»»

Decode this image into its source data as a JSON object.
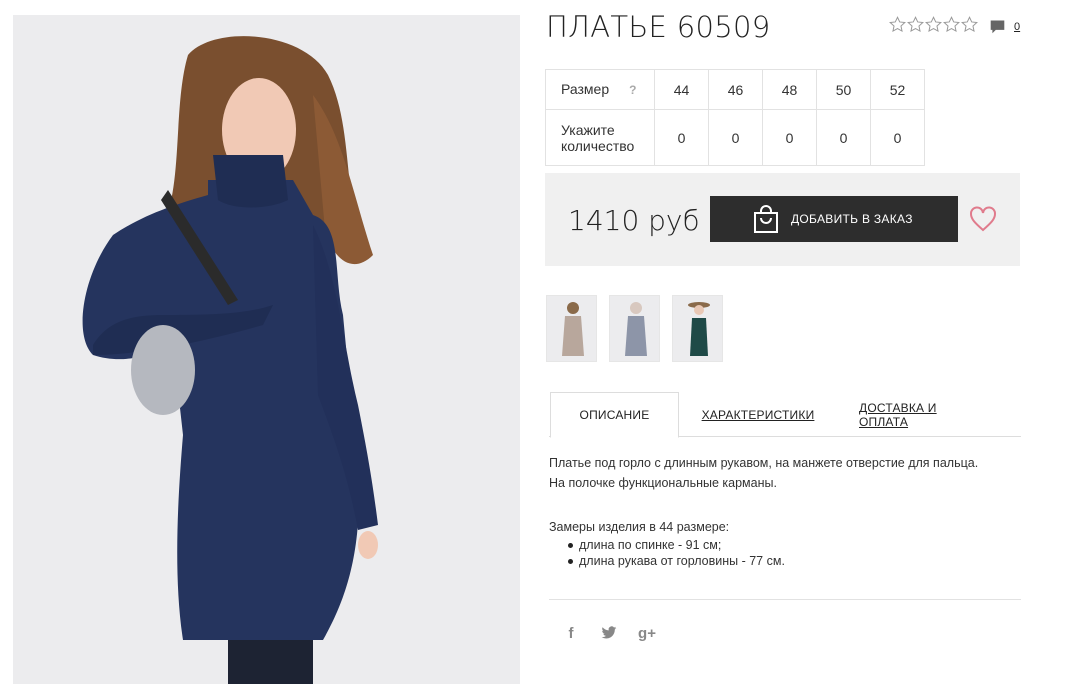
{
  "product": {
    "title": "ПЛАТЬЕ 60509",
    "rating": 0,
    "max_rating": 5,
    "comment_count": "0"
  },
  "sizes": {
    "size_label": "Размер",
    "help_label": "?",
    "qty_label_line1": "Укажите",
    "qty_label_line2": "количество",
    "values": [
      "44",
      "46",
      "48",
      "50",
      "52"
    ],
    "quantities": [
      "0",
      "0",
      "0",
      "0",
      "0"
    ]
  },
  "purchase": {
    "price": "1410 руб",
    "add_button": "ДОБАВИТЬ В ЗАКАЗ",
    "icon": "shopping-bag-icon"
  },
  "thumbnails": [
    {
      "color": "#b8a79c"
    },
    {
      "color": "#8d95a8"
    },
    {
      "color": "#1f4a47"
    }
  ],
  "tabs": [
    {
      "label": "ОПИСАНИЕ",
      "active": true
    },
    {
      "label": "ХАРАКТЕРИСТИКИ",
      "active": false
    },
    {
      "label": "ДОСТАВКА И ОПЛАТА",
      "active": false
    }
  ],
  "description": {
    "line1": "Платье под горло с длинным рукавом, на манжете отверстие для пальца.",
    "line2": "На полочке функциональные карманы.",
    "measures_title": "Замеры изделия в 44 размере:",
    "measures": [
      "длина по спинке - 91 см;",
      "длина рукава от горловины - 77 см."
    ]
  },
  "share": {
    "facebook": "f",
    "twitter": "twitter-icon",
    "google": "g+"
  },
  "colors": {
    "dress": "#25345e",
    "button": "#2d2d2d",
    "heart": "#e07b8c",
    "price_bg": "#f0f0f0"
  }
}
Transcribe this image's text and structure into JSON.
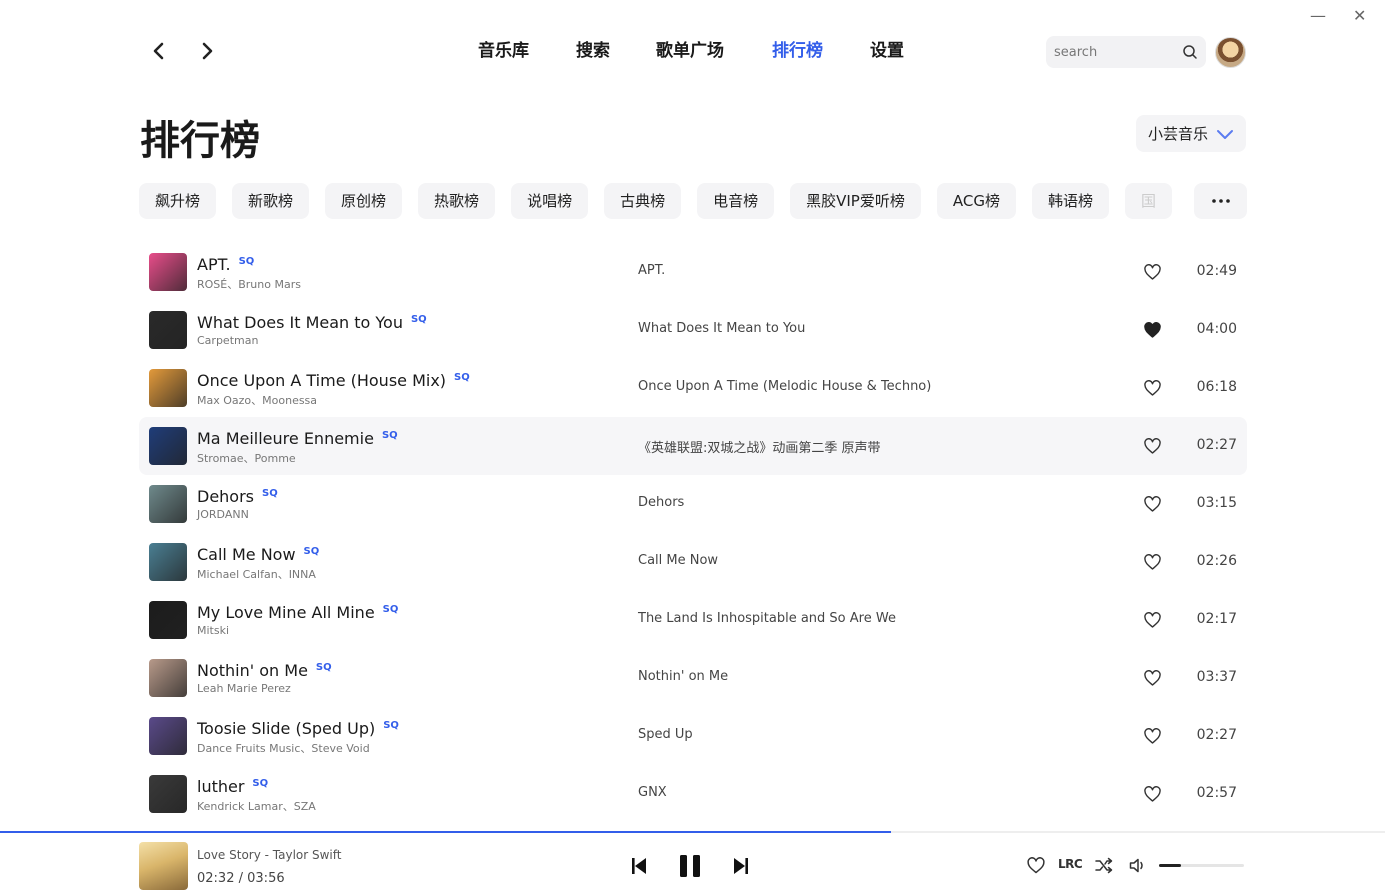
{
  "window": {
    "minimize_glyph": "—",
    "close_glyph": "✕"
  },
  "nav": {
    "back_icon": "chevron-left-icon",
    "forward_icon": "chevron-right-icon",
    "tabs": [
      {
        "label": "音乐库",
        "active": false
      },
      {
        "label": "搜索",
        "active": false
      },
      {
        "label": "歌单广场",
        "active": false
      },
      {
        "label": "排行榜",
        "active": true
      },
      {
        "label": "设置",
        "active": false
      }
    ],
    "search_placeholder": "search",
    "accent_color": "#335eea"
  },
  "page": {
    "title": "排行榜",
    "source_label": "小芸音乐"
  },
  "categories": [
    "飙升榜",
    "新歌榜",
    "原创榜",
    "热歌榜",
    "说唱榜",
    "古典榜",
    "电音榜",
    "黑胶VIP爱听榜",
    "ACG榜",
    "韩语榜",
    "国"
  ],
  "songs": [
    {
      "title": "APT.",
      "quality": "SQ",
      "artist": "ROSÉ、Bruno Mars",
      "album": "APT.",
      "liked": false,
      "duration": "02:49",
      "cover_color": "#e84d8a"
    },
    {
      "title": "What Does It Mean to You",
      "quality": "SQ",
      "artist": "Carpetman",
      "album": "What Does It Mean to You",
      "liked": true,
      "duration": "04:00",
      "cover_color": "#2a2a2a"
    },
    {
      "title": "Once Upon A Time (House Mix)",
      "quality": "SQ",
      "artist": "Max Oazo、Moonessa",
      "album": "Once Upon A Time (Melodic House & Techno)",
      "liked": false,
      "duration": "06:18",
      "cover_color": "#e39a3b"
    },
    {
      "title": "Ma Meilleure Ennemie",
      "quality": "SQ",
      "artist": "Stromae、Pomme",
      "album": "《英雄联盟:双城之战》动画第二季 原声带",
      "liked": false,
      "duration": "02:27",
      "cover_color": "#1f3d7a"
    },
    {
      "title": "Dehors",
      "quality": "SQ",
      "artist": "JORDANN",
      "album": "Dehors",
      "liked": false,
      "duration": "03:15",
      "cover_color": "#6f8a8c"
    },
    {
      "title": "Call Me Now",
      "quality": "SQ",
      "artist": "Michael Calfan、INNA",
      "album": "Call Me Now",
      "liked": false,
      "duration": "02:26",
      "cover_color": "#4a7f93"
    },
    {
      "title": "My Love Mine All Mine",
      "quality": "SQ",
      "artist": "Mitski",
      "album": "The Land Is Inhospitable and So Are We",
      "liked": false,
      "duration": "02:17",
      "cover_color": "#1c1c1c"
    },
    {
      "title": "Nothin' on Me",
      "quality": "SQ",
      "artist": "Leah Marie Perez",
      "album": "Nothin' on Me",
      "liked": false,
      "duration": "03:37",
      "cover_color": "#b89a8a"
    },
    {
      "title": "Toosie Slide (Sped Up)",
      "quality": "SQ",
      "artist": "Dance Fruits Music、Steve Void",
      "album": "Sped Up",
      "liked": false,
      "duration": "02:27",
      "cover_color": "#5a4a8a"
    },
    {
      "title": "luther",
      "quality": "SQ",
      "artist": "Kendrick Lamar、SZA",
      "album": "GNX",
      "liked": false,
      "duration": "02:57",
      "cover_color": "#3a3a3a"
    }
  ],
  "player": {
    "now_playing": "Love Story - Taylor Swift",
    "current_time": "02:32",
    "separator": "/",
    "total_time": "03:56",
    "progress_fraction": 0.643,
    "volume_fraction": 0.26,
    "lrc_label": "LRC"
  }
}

««

Brief ▸
Restate the data above word for word. Skip every picture.

Exercise result ▸
Decode this image into its source data as a JSON object.
{
  "product": {
    "title": "ПЛАТЬЕ 60509",
    "rating": 0,
    "max_rating": 5,
    "comment_count": "0"
  },
  "sizes": {
    "size_label": "Размер",
    "help_label": "?",
    "qty_label_line1": "Укажите",
    "qty_label_line2": "количество",
    "values": [
      "44",
      "46",
      "48",
      "50",
      "52"
    ],
    "quantities": [
      "0",
      "0",
      "0",
      "0",
      "0"
    ]
  },
  "purchase": {
    "price": "1410 руб",
    "add_button": "ДОБАВИТЬ В ЗАКАЗ",
    "icon": "shopping-bag-icon"
  },
  "thumbnails": [
    {
      "color": "#b8a79c"
    },
    {
      "color": "#8d95a8"
    },
    {
      "color": "#1f4a47"
    }
  ],
  "tabs": [
    {
      "label": "ОПИСАНИЕ",
      "active": true
    },
    {
      "label": "ХАРАКТЕРИСТИКИ",
      "active": false
    },
    {
      "label": "ДОСТАВКА И ОПЛАТА",
      "active": false
    }
  ],
  "description": {
    "line1": "Платье под горло с длинным рукавом, на манжете отверстие для пальца.",
    "line2": "На полочке функциональные карманы.",
    "measures_title": "Замеры изделия в 44 размере:",
    "measures": [
      "длина по спинке - 91 см;",
      "длина рукава от горловины - 77 см."
    ]
  },
  "share": {
    "facebook": "f",
    "twitter": "twitter-icon",
    "google": "g+"
  },
  "colors": {
    "dress": "#25345e",
    "button": "#2d2d2d",
    "heart": "#e07b8c",
    "price_bg": "#f0f0f0"
  }
}
Transcribe this image's text and structure into JSON.
{
  "window": {
    "minimize_glyph": "—",
    "close_glyph": "✕"
  },
  "nav": {
    "back_icon": "chevron-left-icon",
    "forward_icon": "chevron-right-icon",
    "tabs": [
      {
        "label": "音乐库",
        "active": false
      },
      {
        "label": "搜索",
        "active": false
      },
      {
        "label": "歌单广场",
        "active": false
      },
      {
        "label": "排行榜",
        "active": true
      },
      {
        "label": "设置",
        "active": false
      }
    ],
    "search_placeholder": "search",
    "accent_color": "#335eea"
  },
  "page": {
    "title": "排行榜",
    "source_label": "小芸音乐"
  },
  "categories": [
    "飙升榜",
    "新歌榜",
    "原创榜",
    "热歌榜",
    "说唱榜",
    "古典榜",
    "电音榜",
    "黑胶VIP爱听榜",
    "ACG榜",
    "韩语榜",
    "国"
  ],
  "songs": [
    {
      "title": "APT.",
      "quality": "SQ",
      "artist": "ROSÉ、Bruno Mars",
      "album": "APT.",
      "liked": false,
      "duration": "02:49",
      "cover_color": "#e84d8a"
    },
    {
      "title": "What Does It Mean to You",
      "quality": "SQ",
      "artist": "Carpetman",
      "album": "What Does It Mean to You",
      "liked": true,
      "duration": "04:00",
      "cover_color": "#2a2a2a"
    },
    {
      "title": "Once Upon A Time (House Mix)",
      "quality": "SQ",
      "artist": "Max Oazo、Moonessa",
      "album": "Once Upon A Time (Melodic House & Techno)",
      "liked": false,
      "duration": "06:18",
      "cover_color": "#e39a3b"
    },
    {
      "title": "Ma Meilleure Ennemie",
      "quality": "SQ",
      "artist": "Stromae、Pomme",
      "album": "《英雄联盟:双城之战》动画第二季 原声带",
      "liked": false,
      "duration": "02:27",
      "cover_color": "#1f3d7a"
    },
    {
      "title": "Dehors",
      "quality": "SQ",
      "artist": "JORDANN",
      "album": "Dehors",
      "liked": false,
      "duration": "03:15",
      "cover_color": "#6f8a8c"
    },
    {
      "title": "Call Me Now",
      "quality": "SQ",
      "artist": "Michael Calfan、INNA",
      "album": "Call Me Now",
      "liked": false,
      "duration": "02:26",
      "cover_color": "#4a7f93"
    },
    {
      "title": "My Love Mine All Mine",
      "quality": "SQ",
      "artist": "Mitski",
      "album": "The Land Is Inhospitable and So Are We",
      "liked": false,
      "duration": "02:17",
      "cover_color": "#1c1c1c"
    },
    {
      "title": "Nothin' on Me",
      "quality": "SQ",
      "artist": "Leah Marie Perez",
      "album": "Nothin' on Me",
      "liked": false,
      "duration": "03:37",
      "cover_color": "#b89a8a"
    },
    {
      "title": "Toosie Slide (Sped Up)",
      "quality": "SQ",
      "artist": "Dance Fruits Music、Steve Void",
      "album": "Sped Up",
      "liked": false,
      "duration": "02:27",
      "cover_color": "#5a4a8a"
    },
    {
      "title": "luther",
      "quality": "SQ",
      "artist": "Kendrick Lamar、SZA",
      "album": "GNX",
      "liked": false,
      "duration": "02:57",
      "cover_color": "#3a3a3a"
    }
  ],
  "player": {
    "now_playing": "Love Story - Taylor Swift",
    "current_time": "02:32",
    "separator": "/",
    "total_time": "03:56",
    "progress_fraction": 0.643,
    "volume_fraction": 0.26,
    "lrc_label": "LRC"
  }
}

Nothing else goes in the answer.